_WHAT YOU ARE ASKED TO DO_
In the review of Deception Well below, what is the city at the midpoint of the space elevator called?

_TEXT SHOWN_
::::
The book has a healthy dose of action with plenty of twists and turns. I found it the best book in the series.
In Deception Well, thousands of years have passed since the first book. Humanity has spread to the stars. (Albeit slowly since FTL is not possible in this universe.) As I discussed in my write-up for Vast, humanity has also come under attack from alien robotic craft, which humans have named the Chenzeme. The story takes place in a solar system protected from the Chenzeme by an artificial nebula filled with alien nanobots. The system has one planet, called Deception Well.
In orbit of Deception Well is a large ring shaped Chenzeme craft, called a Swan burster, a type of craft known for attacking planets and making them uninhabitable. The craft appears to be dead, disabled by the alien nanotech in the system. The first colonists to Deception Well, who came to study the Swan burster, built a space elevator up from Deception Well, with a city at the midpoint along its length, called Silk. Something killed the first colonists. The cause is thought by the characters in the story to have been a plague from Deception Well itself, a soup of alien nanotechnology.
The second wave of colonists, arriving centuries later, are refugees from a world destroyed by the Chenzeme. Finding the dead city, they inhabit it, but wary of the plague from Deception Well, stay away from the planet itself.
::::
_DATASET EXCERPT_
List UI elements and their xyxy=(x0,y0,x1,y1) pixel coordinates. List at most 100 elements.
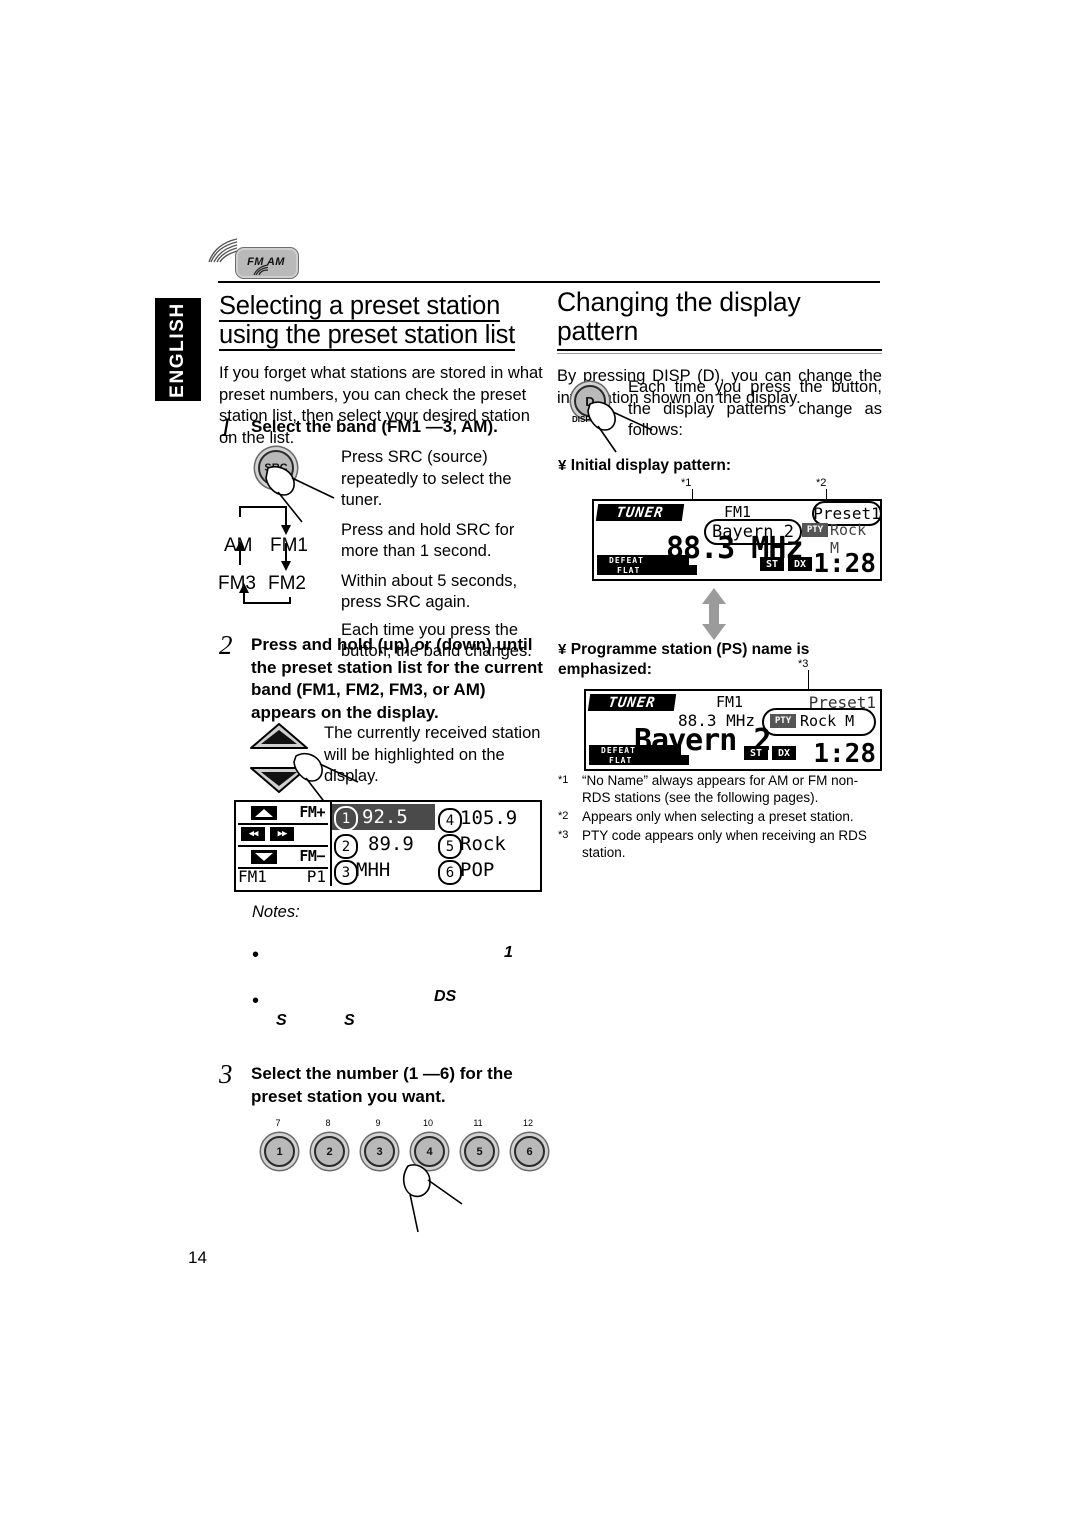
::::
_RESPONSE_
Silk